■ **Texte choisi**
++++++++
« Mise en œuvre des droits des personnes handicapées : La FEBAH appelle à des actions concrètes »
La Fédération burkinabè des associations pour la promotion des personnes handicapées (FEBAH) a organisé, ce lundi 30 décembre 2024, une conférence de presse à Ouagadougou pour faire le point sur la mise en œuvre des droits des personnes handicapées au Burkina Faso.
En ratifiant la Convention relative aux droits des personnes handicapées (CDPH) et son protocole facultatif le 23 juillet 2009, le Burkina Faso s’est engagé à promouvoir, protéger et garantir les droits des personnes handicapées. Afin de renforcer la consécration juridique des droits humains des personnes handicapées, des textes législatifs et réglementaires ont été adoptés, interdisant explicitement la discrimination fondée sur le handicap.
Cependant, selon la FEBAH, les personnes vivant avec un handicap continuent de faire face à de nombreux défis qu’elles espèrent surmonter avec le soutien constant de l’État et de ses partenaires. Plusieurs décrets d’application restent en attente, ce qui limite la mise en œuvre effective des droits des personnes handicapées.
Le porte-parole de la FEBAH, Yacouba Sawadogo, chargé des affaires juridiques, a souligné que les consultations des organisations de personnes handicapées (OPH) lors de l’élaboration des politiques publiques sont souvent formelles, mais leurs préoccupations ne sont pas suffisamment prises en compte. Dans le domaine de l’emploi, il a fait remarquer que les quotas de 10 % dans la fonction publique et de 5 % dans le secteur privé sont rarement appliqués. « En ce qui concerne la mobilité personnelle, l’autonomie de vie et l’inclusion dans la société, l’accessibilité des transports publics et privés reste insuffisante pour certaines catégories de personnes handicapées », a-t-il ajouté.
Pour le président de la FEBAH, Issa Palenfo, la structure existe depuis 1992 et existe dans les 13 régions du Burkina Faso. A lui d’ajouter que les problèmes sont multiples et diverses dans la mise en œuvre de ladite loi. « Lorsqu’il y a une attaque les personnes vivants avec un handicap sont les plus vulnérables. Et il convient de les protéger à travers la mise en œuvre des lois», soutient le Président.
++++++++
■ **Données enregistrées**
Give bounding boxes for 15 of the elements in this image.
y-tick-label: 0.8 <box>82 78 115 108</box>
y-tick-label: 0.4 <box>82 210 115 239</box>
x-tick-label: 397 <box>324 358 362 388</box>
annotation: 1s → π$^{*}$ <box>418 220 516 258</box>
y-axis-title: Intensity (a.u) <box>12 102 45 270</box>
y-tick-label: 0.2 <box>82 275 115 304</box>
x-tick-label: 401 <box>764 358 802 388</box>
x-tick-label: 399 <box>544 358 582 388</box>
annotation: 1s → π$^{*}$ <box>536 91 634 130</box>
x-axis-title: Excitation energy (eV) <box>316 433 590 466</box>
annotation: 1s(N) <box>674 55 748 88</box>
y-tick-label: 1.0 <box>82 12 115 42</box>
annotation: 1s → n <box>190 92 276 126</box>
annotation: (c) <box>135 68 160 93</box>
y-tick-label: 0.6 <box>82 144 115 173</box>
++++++++
■ **Travail demandé**
a: D'après l'article sur la FEBAH, à quelle date le Burkina Faso a-t-il ratifié la CDPH et son protocole facultatif ?
b: Modifiez le passage de l'article sur la FEBAH qui commence par « La Fédération burkinabè » et va jusqu'à « sur le handicap. ». Remplacez-y « conférence de presse » par « rencontre avec les médias ».
c: Rédigez la suite de l'article sur la FEBAH à partir de l'endroit où il s'arrête.

■ **Résultats par tâche**
a: Le 23 juillet 2009.

b:
La Fédération burkinabè des associations pour la promotion des personnes handicapées (FEBAH) a organisé, ce lundi 30 décembre 2024, une rencontre avec les médias à Ouagadougou pour faire le point sur la mise en œuvre des droits des personnes handicapées au Burkina Faso.
En ratifiant la Convention relative aux droits des personnes handicapées (CDPH) et son protocole facultatif le 23 juillet 2009, le Burkina Faso s’est engagé à promouvoir, protéger et garantir les droits des personnes handicapées. Afin de renforcer la consécration juridique des droits humains des personnes handicapées, des textes législatifs et réglementaires ont été adoptés, interdisant explicitement la discrimination fondée sur le handicap.

c:
En 2019, lors du cinquième recensement général de la population et de l’habitation (RGPH), des actions de plaidoyer ont permis l’introduction du questionnaire du Washington Group dans les outils de collecte des données. Cette initiative constitue une avancée significative, mais les OPH restent préoccupées par la généralisation de cette pratique dans les divers secteurs de l’administration afin d’assurer la disponibilité de données statistiques fiables et uniformes sur les personnes handicapées, conformément à l’article 31 de la CDPH.
Face à ces difficultés, la FEBAH a formulé plusieurs recommandations, dont l’application effective de la loi 012/AN du 1er avril 2012 portant protection et promotion des droits des personnes handicapées. Elle recommande également le renforcement de l’autonomisation économique des personnes handicapées, notamment à travers la fourniture de matériel agricole adapté pour soutenir l’offensive agrosylvopastorale, ainsi que le financement de microprojets. Par ailleurs, elle appelle à la mise en œuvre effective du quota de 10 % pour les personnes handicapées dans la fonction publique et les établissements publics de l’État. Enfin, la FEBAH préconise la mise en place de mécanismes et de procédures pour faciliter l’identification et la prise en charge des personnes handicapées déplacées internes dans le cadre des interventions humanitaires.
Les conférenciers ont tenu à remercier l’ONG CBM pour son soutien technique et financier, ainsi que le Ministère de l’Action Humanitaire et de la Solidarité Nationale pour son accompagnement.